▶ _Requirements_:
Extract all lines in the data that contain the word "hotel".

>> START

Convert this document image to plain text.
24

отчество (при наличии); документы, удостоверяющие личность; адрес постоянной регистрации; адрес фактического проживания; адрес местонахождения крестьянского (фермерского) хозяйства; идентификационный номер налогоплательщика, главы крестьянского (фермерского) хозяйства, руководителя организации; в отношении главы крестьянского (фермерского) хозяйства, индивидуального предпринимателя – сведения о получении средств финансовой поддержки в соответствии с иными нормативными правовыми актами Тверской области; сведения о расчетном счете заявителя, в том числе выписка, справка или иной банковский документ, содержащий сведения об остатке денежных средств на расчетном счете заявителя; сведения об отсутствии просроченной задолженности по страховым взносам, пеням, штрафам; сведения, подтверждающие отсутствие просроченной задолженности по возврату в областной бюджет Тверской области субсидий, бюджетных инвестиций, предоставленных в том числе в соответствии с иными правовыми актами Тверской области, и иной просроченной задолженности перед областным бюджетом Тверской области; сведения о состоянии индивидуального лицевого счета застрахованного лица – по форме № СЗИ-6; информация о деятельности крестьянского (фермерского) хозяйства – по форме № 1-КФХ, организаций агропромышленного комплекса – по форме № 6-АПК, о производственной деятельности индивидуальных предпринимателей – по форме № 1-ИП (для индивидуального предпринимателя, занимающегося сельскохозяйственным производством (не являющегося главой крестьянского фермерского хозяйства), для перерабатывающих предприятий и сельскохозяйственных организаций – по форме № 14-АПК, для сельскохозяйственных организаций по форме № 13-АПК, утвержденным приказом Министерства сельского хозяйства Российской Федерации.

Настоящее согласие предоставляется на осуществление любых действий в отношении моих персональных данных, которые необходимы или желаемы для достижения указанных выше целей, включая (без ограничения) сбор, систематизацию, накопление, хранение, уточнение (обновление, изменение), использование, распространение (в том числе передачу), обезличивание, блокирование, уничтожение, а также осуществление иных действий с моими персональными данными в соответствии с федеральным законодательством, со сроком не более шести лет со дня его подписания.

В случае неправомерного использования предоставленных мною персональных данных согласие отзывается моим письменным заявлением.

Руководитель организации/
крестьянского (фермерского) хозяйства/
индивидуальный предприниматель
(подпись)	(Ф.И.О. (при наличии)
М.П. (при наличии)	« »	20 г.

>> END
>> START

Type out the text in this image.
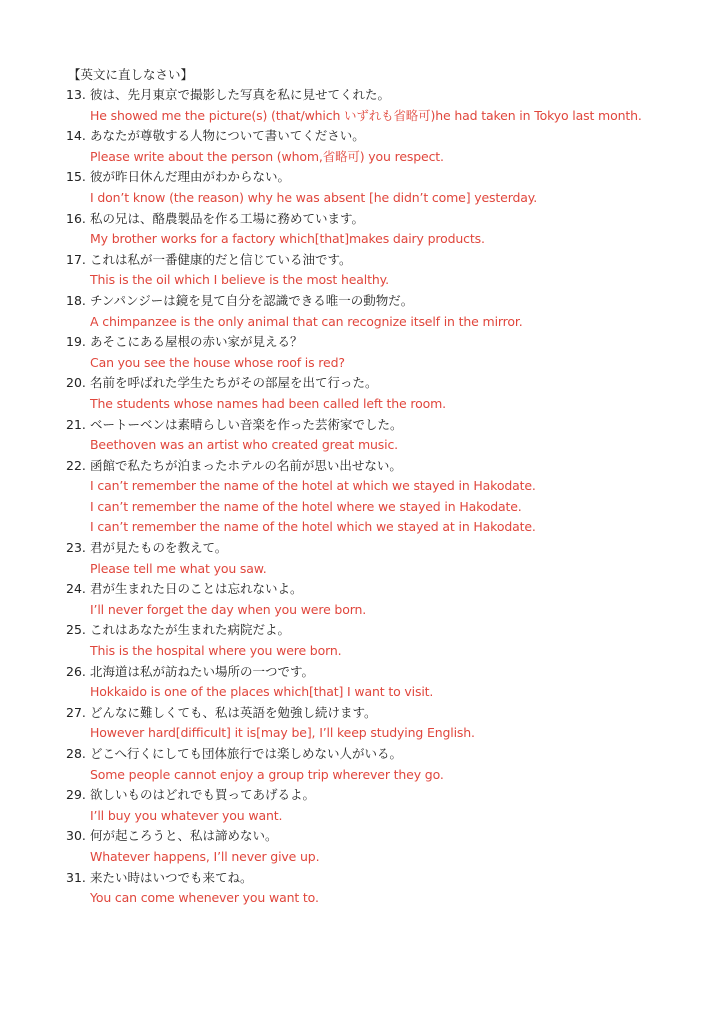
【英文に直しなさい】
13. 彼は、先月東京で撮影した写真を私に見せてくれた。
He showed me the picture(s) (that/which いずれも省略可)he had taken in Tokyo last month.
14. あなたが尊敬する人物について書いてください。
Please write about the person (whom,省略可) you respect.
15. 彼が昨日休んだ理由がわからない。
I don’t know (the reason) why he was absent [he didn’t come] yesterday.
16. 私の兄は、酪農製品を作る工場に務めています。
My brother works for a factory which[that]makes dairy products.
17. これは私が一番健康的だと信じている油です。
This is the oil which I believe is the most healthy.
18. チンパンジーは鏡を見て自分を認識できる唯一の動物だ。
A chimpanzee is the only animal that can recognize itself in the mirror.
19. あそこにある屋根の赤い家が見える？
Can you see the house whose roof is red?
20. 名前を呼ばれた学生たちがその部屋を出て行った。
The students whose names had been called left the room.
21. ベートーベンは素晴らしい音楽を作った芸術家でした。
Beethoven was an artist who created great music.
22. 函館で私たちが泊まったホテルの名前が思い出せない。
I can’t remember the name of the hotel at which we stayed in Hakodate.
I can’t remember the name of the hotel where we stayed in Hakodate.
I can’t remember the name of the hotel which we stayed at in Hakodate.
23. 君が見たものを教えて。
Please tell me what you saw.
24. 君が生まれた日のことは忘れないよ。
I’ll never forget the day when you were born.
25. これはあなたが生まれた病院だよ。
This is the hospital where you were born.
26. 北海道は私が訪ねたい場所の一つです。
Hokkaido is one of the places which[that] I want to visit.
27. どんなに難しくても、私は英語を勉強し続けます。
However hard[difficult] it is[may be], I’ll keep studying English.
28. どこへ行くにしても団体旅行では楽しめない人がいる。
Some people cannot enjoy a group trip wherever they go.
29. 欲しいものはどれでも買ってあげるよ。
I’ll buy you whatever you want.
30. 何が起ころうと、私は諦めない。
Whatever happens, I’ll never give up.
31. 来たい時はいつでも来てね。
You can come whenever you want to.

>> END

▶ _Solved exercise_:
I can’t remember the name of the hotel at which we stayed in Hakodate.
I can’t remember the name of the hotel where we stayed in Hakodate.
I can’t remember the name of the hotel which we stayed at in Hakodate.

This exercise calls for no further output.